■ **The data**:
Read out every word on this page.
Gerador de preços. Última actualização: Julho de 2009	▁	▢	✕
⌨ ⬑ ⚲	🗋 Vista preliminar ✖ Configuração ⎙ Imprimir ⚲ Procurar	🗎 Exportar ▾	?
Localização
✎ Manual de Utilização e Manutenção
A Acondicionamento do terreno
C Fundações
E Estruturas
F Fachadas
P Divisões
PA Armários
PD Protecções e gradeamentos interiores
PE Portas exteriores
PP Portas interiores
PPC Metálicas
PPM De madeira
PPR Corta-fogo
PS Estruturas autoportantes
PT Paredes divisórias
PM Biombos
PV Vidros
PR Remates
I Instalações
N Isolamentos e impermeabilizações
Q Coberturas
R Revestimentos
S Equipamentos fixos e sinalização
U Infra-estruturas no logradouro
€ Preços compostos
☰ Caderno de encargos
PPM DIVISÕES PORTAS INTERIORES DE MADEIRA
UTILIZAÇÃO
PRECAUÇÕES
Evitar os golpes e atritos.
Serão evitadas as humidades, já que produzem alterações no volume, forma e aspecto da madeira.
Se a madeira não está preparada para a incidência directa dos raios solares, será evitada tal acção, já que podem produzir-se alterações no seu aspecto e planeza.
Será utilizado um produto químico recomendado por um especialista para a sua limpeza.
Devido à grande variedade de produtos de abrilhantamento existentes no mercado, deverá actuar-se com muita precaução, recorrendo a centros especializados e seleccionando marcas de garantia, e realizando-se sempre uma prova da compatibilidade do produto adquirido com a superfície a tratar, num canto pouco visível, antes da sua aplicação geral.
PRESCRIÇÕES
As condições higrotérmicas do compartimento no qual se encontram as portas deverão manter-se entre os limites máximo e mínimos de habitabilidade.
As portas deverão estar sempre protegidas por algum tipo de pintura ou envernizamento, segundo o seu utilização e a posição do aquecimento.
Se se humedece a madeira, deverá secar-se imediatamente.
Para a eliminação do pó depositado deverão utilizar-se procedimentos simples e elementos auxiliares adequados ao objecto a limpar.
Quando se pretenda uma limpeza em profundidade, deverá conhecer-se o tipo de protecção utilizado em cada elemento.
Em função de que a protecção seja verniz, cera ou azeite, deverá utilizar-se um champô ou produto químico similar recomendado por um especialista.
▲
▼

■ **Task to carry out**:
Each record above must be given again exactly.

■ **Task output**:
Read out every word on this page.
Gerador de preços. Última actualização: Julho de 2009	▁	▢	✕
⌨ ⬑ ⚲	🗋 Vista preliminar ✖ Configuração ⎙ Imprimir ⚲ Procurar	🗎 Exportar ▾	?
Localização
✎ Manual de Utilização e Manutenção
A Acondicionamento do terreno
C Fundações
E Estruturas
F Fachadas
P Divisões
PA Armários
PD Protecções e gradeamentos interiores
PE Portas exteriores
PP Portas interiores
PPC Metálicas
PPM De madeira
PPR Corta-fogo
PS Estruturas autoportantes
PT Paredes divisórias
PM Biombos
PV Vidros
PR Remates
I Instalações
N Isolamentos e impermeabilizações
Q Coberturas
R Revestimentos
S Equipamentos fixos e sinalização
U Infra-estruturas no logradouro
€ Preços compostos
☰ Caderno de encargos
PPM DIVISÕES PORTAS INTERIORES DE MADEIRA
UTILIZAÇÃO
PRECAUÇÕES
Evitar os golpes e atritos.
Serão evitadas as humidades, já que produzem alterações no volume, forma e aspecto da madeira.
Se a madeira não está preparada para a incidência directa dos raios solares, será evitada tal acção, já que podem produzir-se alterações no seu aspecto e planeza.
Será utilizado um produto químico recomendado por um especialista para a sua limpeza.
Devido à grande variedade de produtos de abrilhantamento existentes no mercado, deverá actuar-se com muita precaução, recorrendo a centros especializados e seleccionando marcas de garantia, e realizando-se sempre uma prova da compatibilidade do produto adquirido com a superfície a tratar, num canto pouco visível, antes da sua aplicação geral.
PRESCRIÇÕES
As condições higrotérmicas do compartimento no qual se encontram as portas deverão manter-se entre os limites máximo e mínimos de habitabilidade.
As portas deverão estar sempre protegidas por algum tipo de pintura ou envernizamento, segundo o seu utilização e a posição do aquecimento.
Se se humedece a madeira, deverá secar-se imediatamente.
Para a eliminação do pó depositado deverão utilizar-se procedimentos simples e elementos auxiliares adequados ao objecto a limpar.
Quando se pretenda uma limpeza em profundidade, deverá conhecer-se o tipo de protecção utilizado em cada elemento.
Em função de que a protecção seja verniz, cera ou azeite, deverá utilizar-se um champô ou produto químico similar recomendado por um especialista.
▲
▼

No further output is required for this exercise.